### EXERCISE DESCRIPTION
Give all of the lines again, with nothing added or dropped.

### Dataset items
┄┄┄┄┄┄┄┄┄┄
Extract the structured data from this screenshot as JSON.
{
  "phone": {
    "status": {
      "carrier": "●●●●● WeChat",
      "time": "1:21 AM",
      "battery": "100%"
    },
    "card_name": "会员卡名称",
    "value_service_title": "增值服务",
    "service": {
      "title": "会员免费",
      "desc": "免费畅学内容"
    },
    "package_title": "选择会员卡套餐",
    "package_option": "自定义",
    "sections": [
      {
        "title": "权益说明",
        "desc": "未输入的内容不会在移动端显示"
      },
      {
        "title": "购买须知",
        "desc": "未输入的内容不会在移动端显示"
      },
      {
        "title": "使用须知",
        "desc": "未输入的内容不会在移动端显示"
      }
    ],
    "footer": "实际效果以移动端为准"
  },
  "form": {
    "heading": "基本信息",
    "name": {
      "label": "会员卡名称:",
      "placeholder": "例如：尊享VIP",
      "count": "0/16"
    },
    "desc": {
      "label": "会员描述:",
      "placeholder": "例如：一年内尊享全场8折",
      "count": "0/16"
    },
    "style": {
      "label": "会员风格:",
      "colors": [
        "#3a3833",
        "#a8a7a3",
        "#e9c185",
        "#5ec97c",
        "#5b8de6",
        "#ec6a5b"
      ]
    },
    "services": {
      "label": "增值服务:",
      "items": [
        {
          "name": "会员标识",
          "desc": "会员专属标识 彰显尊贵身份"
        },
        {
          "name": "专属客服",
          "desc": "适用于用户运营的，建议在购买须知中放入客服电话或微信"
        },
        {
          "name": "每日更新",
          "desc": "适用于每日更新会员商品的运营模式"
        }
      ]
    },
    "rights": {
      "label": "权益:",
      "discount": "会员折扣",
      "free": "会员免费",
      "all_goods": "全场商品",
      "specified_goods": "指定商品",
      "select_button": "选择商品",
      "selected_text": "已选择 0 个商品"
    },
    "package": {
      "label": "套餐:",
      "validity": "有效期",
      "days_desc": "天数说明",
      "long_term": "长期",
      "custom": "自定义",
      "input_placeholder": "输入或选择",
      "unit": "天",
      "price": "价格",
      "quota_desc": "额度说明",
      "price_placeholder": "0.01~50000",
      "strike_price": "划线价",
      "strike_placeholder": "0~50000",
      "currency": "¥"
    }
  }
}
┄┄┄┄┄┄┄┄┄┄
### SOLVED PROBLEM
Extract the structured data from this screenshot as JSON.
{
  "phone": {
    "status": {
      "carrier": "●●●●● WeChat",
      "time": "1:21 AM",
      "battery": "100%"
    },
    "card_name": "会员卡名称",
    "value_service_title": "增值服务",
    "service": {
      "title": "会员免费",
      "desc": "免费畅学内容"
    },
    "package_title": "选择会员卡套餐",
    "package_option": "自定义",
    "sections": [
      {
        "title": "权益说明",
        "desc": "未输入的内容不会在移动端显示"
      },
      {
        "title": "购买须知",
        "desc": "未输入的内容不会在移动端显示"
      },
      {
        "title": "使用须知",
        "desc": "未输入的内容不会在移动端显示"
      }
    ],
    "footer": "实际效果以移动端为准"
  },
  "form": {
    "heading": "基本信息",
    "name": {
      "label": "会员卡名称:",
      "placeholder": "例如：尊享VIP",
      "count": "0/16"
    },
    "desc": {
      "label": "会员描述:",
      "placeholder": "例如：一年内尊享全场8折",
      "count": "0/16"
    },
    "style": {
      "label": "会员风格:",
      "colors": [
        "#3a3833",
        "#a8a7a3",
        "#e9c185",
        "#5ec97c",
        "#5b8de6",
        "#ec6a5b"
      ]
    },
    "services": {
      "label": "增值服务:",
      "items": [
        {
          "name": "会员标识",
          "desc": "会员专属标识 彰显尊贵身份"
        },
        {
          "name": "专属客服",
          "desc": "适用于用户运营的，建议在购买须知中放入客服电话或微信"
        },
        {
          "name": "每日更新",
          "desc": "适用于每日更新会员商品的运营模式"
        }
      ]
    },
    "rights": {
      "label": "权益:",
      "discount": "会员折扣",
      "free": "会员免费",
      "all_goods": "全场商品",
      "specified_goods": "指定商品",
      "select_button": "选择商品",
      "selected_text": "已选择 0 个商品"
    },
    "package": {
      "label": "套餐:",
      "validity": "有效期",
      "days_desc": "天数说明",
      "long_term": "长期",
      "custom": "自定义",
      "input_placeholder": "输入或选择",
      "unit": "天",
      "price": "价格",
      "quota_desc": "额度说明",
      "price_placeholder": "0.01~50000",
      "strike_price": "划线价",
      "strike_placeholder": "0~50000",
      "currency": "¥"
    }
  }
}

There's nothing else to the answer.